--- Task objective ---
Show each line that has the string "Forget" in it.

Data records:
-------------------------
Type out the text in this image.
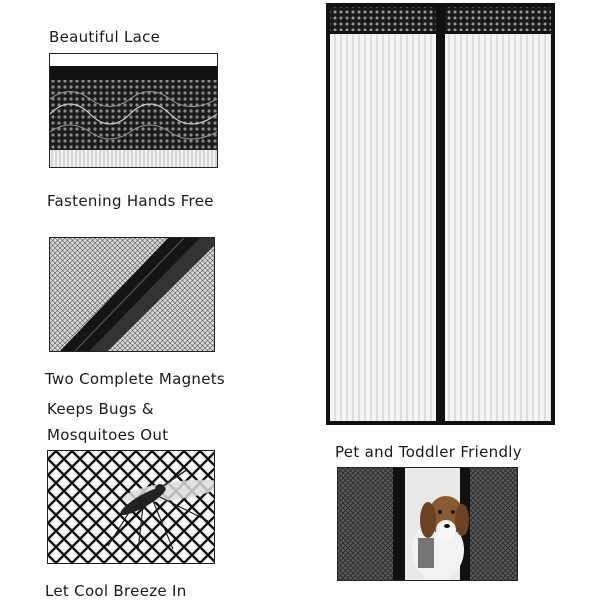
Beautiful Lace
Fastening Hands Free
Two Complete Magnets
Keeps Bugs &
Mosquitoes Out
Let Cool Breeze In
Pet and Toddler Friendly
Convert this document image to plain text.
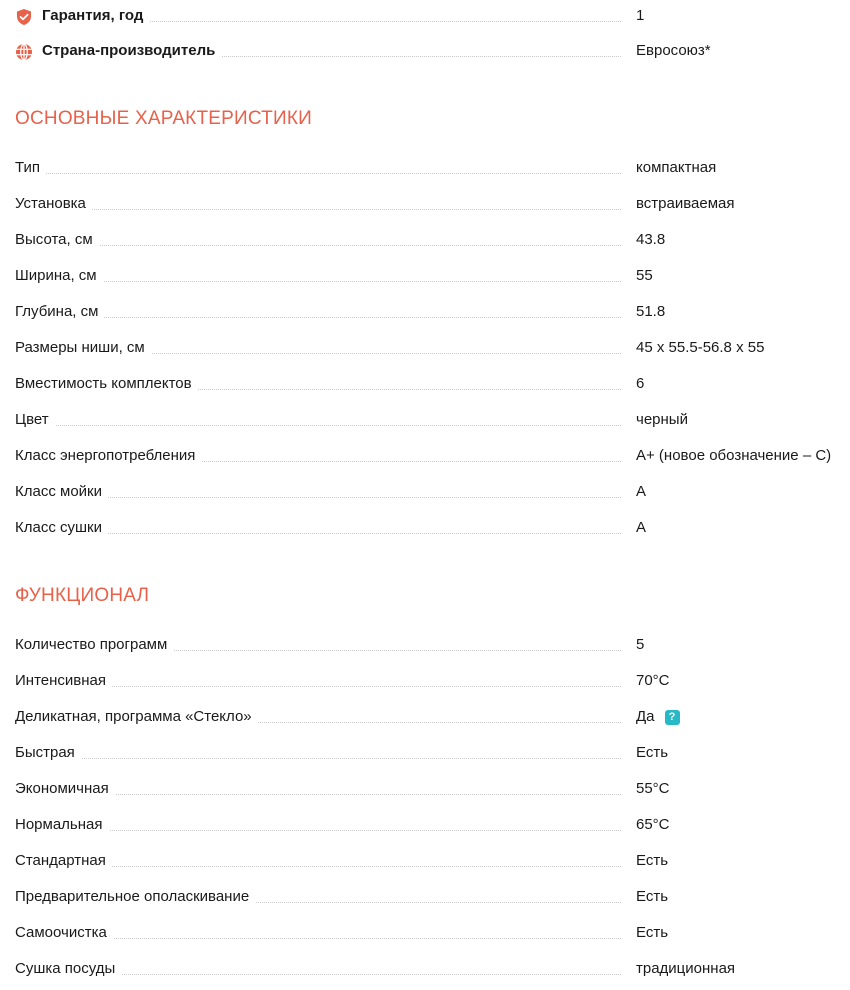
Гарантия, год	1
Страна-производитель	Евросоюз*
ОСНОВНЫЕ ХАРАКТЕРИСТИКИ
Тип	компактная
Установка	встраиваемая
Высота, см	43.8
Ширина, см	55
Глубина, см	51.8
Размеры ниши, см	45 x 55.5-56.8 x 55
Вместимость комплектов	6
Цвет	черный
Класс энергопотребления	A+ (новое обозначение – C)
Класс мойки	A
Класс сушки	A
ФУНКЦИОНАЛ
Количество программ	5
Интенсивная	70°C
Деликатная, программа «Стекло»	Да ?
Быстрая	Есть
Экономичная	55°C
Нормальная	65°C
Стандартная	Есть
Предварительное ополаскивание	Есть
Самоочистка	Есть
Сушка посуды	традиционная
-------------------------
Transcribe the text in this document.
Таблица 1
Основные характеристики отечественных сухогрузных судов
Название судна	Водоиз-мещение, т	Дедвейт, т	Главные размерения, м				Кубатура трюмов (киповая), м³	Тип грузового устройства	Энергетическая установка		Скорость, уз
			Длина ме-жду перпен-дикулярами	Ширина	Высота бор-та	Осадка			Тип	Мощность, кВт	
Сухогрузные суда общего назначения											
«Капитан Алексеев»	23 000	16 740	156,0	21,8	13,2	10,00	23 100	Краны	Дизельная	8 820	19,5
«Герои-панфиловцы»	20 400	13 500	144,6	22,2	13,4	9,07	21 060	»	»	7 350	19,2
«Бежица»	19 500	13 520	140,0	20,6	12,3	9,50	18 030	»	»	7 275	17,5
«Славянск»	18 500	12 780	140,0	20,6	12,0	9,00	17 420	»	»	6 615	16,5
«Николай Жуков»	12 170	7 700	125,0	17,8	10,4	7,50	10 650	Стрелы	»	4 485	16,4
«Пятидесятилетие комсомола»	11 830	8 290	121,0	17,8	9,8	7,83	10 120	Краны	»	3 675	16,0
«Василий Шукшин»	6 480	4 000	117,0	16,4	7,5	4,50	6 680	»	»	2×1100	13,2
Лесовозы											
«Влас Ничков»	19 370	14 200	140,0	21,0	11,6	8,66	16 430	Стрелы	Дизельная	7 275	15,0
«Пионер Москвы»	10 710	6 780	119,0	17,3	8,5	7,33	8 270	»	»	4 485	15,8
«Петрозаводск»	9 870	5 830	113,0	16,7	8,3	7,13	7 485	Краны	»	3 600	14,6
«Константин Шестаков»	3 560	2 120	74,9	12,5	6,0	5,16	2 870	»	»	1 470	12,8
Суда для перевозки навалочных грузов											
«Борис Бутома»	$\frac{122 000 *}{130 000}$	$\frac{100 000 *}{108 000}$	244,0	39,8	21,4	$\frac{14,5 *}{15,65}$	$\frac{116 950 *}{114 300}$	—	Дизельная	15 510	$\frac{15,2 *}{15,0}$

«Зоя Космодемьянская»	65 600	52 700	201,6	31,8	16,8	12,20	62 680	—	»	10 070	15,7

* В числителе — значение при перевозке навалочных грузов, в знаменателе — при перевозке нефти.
-------------------------
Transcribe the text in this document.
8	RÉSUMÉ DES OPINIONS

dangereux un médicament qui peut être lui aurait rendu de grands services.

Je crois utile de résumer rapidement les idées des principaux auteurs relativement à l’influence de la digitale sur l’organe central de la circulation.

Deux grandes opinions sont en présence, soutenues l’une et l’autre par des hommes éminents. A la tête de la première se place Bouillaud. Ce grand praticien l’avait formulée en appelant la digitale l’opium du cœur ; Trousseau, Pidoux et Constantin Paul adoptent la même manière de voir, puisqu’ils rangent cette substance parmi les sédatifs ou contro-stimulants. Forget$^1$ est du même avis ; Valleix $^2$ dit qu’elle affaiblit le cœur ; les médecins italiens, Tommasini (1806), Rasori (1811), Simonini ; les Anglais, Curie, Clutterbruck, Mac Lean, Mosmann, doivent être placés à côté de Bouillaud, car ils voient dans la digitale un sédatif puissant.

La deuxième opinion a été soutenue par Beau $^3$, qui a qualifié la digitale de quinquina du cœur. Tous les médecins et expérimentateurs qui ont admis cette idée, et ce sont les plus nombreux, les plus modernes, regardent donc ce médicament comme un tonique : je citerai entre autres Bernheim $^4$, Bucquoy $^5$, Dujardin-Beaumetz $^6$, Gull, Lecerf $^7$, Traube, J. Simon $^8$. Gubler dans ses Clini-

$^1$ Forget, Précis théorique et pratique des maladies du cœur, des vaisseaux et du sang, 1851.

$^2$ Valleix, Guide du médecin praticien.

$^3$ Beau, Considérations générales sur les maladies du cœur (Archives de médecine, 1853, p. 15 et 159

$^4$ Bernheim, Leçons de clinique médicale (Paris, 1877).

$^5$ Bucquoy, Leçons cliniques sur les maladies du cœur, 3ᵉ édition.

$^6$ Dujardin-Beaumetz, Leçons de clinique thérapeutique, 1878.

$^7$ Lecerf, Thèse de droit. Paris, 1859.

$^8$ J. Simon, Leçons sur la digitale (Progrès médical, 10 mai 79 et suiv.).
-------------------------
--- The solution ---
Deux grandes opinions sont en présence, soutenues l’une et l’autre par des hommes éminents. A la tête de la première se place Bouillaud. Ce grand praticien l’avait formulée en appelant la digitale l’opium du cœur ; Trousseau, Pidoux et Constantin Paul adoptent la même manière de voir, puisqu’ils rangent cette substance parmi les sédatifs ou contro-stimulants. Forget$^1$ est du même avis ; Valleix $^2$ dit qu’elle affaiblit le cœur ; les médecins italiens, Tommasini (1806), Rasori (1811), Simonini ; les Anglais, Curie, Clutterbruck, Mac Lean, Mosmann, doivent être placés à côté de Bouillaud, car ils voient dans la digitale un sédatif puissant.
$^1$ Forget, Précis théorique et pratique des maladies du cœur, des vaisseaux et du sang, 1851.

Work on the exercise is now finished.